Find each line containing the string "每呼吸一次" and return it.

------ Supplied information

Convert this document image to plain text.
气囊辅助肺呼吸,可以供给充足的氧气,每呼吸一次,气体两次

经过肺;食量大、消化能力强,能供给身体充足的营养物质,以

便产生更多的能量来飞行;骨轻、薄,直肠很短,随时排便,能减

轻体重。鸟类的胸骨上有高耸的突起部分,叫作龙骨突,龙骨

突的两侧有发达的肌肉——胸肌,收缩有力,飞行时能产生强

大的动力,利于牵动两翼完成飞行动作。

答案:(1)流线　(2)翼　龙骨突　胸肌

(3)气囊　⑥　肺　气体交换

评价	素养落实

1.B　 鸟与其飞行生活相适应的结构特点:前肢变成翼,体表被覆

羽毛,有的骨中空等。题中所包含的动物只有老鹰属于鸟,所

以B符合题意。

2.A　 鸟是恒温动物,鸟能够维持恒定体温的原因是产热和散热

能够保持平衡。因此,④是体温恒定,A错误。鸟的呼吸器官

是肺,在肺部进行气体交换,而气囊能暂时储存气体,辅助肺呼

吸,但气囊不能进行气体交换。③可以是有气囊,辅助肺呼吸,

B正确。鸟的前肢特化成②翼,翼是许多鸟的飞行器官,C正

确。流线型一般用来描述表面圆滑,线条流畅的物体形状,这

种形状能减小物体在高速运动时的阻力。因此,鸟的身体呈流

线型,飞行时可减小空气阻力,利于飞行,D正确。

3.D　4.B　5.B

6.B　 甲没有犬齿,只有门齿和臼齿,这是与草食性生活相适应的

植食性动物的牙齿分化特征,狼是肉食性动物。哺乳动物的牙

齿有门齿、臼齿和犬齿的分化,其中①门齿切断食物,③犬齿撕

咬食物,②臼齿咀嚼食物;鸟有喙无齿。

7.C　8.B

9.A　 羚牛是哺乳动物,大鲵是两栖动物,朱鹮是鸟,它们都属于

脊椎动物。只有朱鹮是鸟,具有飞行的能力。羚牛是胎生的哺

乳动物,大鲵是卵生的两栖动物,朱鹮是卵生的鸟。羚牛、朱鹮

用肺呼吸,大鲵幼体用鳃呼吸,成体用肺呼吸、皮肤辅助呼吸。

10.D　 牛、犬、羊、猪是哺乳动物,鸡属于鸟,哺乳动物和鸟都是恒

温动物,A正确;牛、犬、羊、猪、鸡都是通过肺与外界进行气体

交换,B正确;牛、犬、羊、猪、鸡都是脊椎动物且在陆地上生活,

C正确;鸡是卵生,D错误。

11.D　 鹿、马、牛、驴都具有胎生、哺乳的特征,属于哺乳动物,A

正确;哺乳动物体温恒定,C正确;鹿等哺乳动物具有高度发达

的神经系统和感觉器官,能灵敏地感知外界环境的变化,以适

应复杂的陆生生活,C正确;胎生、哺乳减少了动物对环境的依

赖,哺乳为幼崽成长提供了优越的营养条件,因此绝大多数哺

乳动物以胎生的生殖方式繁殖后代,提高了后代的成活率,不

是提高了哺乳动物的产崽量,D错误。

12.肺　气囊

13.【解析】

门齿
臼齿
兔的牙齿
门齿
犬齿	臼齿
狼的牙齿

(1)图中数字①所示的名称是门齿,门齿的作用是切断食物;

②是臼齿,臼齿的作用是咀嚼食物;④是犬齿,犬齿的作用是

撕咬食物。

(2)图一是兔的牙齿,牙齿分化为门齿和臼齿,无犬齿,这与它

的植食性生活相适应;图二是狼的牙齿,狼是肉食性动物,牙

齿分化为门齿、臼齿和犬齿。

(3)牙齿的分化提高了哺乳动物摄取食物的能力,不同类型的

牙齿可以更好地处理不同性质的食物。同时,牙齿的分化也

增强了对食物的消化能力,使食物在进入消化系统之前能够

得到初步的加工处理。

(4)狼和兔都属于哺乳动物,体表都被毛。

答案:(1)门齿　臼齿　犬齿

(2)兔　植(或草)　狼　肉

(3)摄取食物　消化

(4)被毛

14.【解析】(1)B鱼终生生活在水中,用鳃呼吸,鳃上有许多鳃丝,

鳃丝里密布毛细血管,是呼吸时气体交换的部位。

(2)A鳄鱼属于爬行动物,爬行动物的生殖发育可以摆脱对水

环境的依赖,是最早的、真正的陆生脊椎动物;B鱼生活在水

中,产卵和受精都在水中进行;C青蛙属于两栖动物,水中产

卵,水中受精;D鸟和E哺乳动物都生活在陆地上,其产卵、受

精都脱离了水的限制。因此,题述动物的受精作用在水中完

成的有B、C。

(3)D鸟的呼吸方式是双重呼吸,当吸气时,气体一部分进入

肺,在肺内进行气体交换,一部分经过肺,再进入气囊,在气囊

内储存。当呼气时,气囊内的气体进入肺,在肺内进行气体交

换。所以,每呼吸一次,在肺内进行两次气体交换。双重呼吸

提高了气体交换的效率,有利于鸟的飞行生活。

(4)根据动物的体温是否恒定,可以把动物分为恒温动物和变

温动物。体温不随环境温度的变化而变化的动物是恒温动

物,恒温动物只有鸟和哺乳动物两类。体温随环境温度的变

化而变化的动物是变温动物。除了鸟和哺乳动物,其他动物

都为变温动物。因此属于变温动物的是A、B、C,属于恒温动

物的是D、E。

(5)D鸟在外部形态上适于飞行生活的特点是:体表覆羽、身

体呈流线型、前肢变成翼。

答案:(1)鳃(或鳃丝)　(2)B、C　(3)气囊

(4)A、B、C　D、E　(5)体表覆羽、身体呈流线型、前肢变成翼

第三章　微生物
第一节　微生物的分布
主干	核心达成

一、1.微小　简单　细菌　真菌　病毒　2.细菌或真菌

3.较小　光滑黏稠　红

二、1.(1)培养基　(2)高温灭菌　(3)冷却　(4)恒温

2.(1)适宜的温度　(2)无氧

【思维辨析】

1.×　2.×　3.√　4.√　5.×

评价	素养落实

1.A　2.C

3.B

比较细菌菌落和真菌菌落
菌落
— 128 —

------------

§ Answer for the task
气囊辅助肺呼吸,可以供给充足的氧气,每呼吸一次,气体两次
换。所以,每呼吸一次,在肺内进行两次气体交换。双重呼吸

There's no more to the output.